• AIM:
Select, from the material below, each line with "nodes" in it.
_ _ _ _ _ _ _
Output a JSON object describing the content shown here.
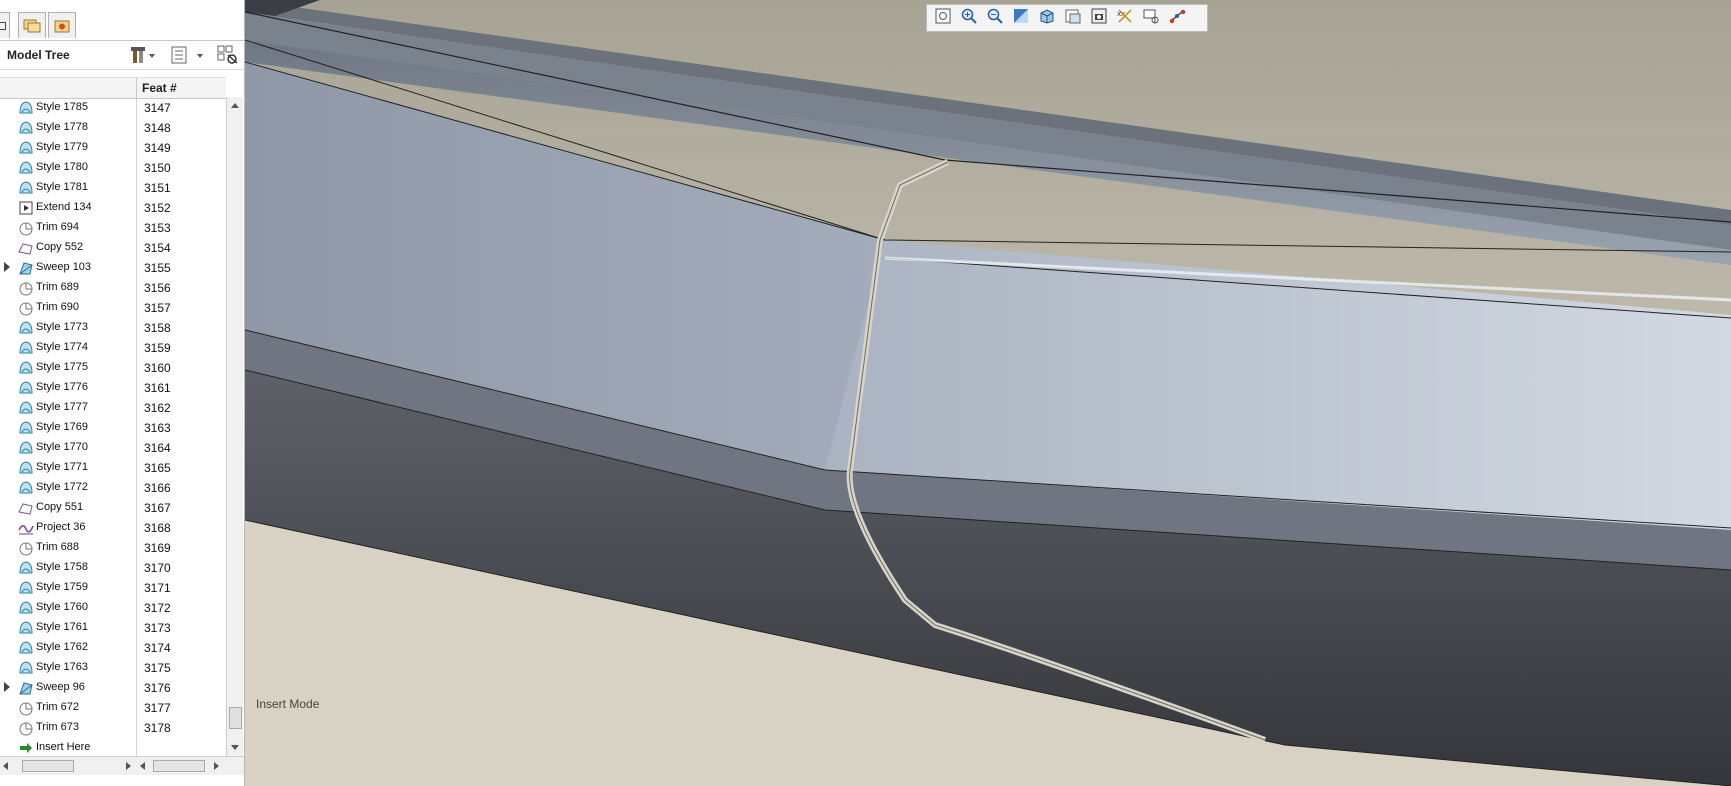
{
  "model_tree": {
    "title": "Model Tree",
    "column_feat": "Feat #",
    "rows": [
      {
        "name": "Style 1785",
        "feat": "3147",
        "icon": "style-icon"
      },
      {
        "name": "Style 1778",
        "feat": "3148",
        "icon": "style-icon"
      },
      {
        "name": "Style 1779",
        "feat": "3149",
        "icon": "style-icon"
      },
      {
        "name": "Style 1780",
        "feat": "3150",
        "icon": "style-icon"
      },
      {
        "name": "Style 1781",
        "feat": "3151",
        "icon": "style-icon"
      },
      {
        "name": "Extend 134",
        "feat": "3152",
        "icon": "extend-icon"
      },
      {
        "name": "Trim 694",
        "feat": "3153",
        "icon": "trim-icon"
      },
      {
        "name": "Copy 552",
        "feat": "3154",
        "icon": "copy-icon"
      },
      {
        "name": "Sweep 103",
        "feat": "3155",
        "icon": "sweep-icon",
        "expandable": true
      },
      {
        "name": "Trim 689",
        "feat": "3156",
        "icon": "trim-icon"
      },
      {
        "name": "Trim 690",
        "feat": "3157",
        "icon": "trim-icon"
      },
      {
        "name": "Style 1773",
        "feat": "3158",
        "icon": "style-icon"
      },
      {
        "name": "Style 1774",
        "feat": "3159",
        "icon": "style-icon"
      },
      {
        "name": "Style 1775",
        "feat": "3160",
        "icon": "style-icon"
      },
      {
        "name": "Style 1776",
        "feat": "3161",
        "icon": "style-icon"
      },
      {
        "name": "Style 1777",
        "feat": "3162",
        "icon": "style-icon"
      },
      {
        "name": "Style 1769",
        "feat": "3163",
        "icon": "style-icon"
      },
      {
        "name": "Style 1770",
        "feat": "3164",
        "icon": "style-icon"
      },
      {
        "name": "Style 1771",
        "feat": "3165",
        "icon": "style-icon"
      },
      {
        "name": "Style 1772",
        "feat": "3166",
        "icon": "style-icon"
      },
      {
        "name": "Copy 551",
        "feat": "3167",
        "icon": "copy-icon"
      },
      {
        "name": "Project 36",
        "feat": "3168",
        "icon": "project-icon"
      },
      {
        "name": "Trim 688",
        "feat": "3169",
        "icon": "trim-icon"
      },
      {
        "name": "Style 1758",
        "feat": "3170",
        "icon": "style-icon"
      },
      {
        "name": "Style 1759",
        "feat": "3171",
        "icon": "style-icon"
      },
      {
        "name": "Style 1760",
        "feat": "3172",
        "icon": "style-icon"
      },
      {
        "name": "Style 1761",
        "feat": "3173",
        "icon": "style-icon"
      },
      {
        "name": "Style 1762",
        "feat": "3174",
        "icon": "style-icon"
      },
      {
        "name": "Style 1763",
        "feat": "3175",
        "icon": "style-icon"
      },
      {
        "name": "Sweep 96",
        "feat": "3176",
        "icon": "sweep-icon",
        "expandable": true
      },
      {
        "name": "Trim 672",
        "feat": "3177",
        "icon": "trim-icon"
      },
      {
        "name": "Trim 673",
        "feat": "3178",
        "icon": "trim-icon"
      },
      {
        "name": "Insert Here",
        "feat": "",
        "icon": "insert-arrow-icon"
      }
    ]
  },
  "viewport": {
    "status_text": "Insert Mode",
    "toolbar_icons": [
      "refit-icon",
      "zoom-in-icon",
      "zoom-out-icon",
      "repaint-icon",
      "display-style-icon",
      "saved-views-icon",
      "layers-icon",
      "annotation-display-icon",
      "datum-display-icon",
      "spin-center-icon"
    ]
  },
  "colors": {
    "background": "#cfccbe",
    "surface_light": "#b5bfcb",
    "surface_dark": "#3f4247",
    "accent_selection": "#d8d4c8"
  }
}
_ _ _ _ _ _ _
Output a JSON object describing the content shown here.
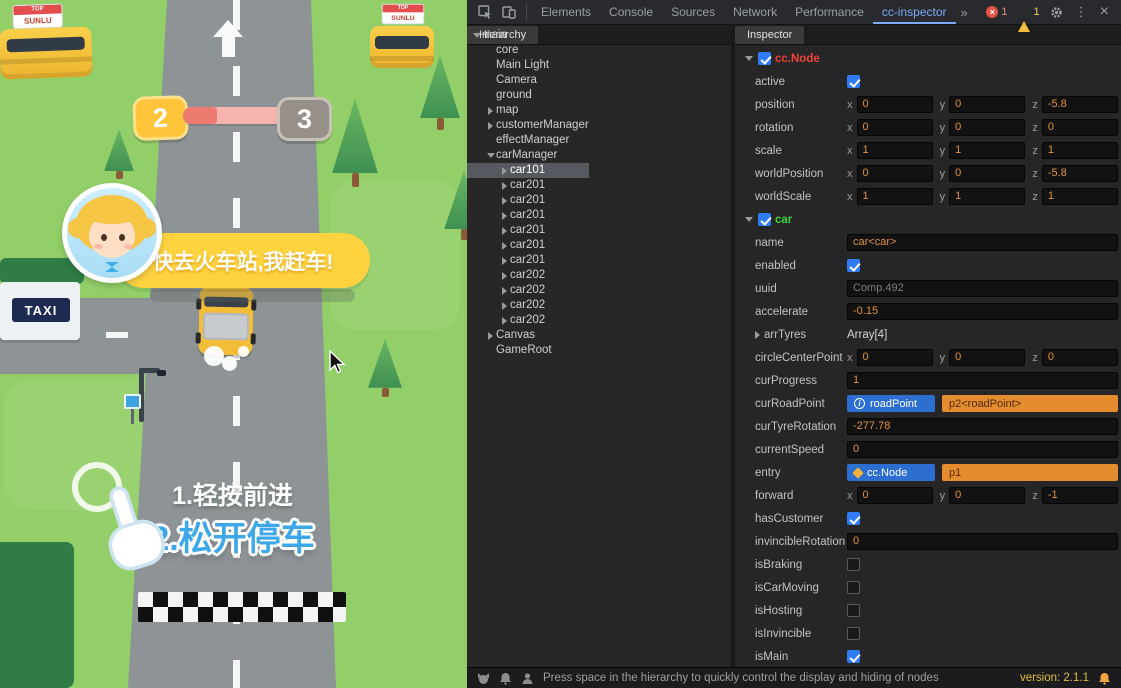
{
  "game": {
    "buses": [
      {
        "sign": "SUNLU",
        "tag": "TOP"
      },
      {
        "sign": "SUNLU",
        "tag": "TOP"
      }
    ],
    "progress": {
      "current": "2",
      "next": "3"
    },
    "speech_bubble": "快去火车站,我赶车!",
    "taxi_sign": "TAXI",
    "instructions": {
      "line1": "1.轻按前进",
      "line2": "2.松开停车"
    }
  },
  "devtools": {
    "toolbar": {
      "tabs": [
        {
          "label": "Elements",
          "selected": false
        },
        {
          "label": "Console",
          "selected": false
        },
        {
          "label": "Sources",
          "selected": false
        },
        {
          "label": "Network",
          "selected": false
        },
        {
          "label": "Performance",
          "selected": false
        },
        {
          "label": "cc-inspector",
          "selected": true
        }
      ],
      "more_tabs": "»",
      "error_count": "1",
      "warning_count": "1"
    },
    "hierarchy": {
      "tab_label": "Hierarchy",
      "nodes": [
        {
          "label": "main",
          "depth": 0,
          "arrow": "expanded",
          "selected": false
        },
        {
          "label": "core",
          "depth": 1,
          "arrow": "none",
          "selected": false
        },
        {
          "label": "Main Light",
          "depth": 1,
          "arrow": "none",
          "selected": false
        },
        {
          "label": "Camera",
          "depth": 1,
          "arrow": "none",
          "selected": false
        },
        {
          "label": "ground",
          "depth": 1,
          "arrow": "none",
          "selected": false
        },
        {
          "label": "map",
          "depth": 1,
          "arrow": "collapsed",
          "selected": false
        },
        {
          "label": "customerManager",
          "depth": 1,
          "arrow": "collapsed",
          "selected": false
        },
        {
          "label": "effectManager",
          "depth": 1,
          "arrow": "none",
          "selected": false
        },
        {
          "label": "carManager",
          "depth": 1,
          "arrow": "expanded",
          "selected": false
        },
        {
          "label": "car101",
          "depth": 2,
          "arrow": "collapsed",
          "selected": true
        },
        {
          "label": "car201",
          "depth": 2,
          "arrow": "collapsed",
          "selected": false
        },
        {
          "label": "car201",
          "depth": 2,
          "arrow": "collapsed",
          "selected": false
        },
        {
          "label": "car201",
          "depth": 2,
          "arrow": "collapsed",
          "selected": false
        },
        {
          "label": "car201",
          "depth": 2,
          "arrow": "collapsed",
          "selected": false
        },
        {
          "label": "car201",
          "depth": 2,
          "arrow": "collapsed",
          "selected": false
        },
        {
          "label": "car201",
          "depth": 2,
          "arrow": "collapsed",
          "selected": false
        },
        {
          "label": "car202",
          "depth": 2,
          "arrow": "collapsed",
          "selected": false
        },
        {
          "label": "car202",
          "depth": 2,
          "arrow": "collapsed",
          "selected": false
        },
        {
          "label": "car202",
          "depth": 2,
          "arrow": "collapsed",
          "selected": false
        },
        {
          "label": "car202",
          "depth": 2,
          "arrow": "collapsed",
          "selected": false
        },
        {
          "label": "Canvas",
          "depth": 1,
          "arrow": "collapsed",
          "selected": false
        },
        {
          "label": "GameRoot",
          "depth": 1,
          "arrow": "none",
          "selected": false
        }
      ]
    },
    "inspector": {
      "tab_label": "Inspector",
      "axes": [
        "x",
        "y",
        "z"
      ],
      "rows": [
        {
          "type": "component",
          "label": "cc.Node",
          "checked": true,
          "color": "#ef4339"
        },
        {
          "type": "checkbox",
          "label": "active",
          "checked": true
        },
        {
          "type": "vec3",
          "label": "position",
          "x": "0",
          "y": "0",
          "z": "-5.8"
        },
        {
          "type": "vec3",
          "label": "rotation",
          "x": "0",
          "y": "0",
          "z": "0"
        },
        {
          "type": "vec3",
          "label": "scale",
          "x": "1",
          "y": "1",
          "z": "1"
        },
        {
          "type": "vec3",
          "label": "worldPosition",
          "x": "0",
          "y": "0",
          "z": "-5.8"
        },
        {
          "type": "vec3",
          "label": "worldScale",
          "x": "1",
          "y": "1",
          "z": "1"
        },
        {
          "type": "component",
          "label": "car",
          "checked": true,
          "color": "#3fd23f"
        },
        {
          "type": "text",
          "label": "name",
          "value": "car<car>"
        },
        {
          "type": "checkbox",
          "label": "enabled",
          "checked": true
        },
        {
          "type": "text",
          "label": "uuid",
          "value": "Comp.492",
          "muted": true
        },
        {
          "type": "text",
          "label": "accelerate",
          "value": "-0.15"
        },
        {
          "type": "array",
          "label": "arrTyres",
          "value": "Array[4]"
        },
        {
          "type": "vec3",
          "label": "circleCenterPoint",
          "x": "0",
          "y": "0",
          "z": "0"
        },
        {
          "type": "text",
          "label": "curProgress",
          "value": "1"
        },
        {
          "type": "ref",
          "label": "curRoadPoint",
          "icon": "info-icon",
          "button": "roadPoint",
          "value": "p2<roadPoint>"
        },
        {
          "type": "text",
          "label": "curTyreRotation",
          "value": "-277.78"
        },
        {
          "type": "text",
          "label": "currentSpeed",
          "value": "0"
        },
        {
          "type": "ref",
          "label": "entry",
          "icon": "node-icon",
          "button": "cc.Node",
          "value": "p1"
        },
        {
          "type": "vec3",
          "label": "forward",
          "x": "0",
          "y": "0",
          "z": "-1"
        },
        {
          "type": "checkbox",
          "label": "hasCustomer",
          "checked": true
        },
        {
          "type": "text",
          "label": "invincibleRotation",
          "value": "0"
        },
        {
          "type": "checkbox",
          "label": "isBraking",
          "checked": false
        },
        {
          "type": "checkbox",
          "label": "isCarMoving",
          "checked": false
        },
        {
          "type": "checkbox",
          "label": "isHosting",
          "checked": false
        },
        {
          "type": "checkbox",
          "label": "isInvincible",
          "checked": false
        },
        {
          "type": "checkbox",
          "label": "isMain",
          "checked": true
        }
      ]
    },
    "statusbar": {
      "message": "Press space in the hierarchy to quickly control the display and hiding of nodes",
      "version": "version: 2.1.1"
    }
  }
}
_ _ _ _ _ _ _
• RESULT OF THIS EXERCISE:
      "nodes": [
      "message": "Press space in the hierarchy to quickly control the display and hiding of nodes",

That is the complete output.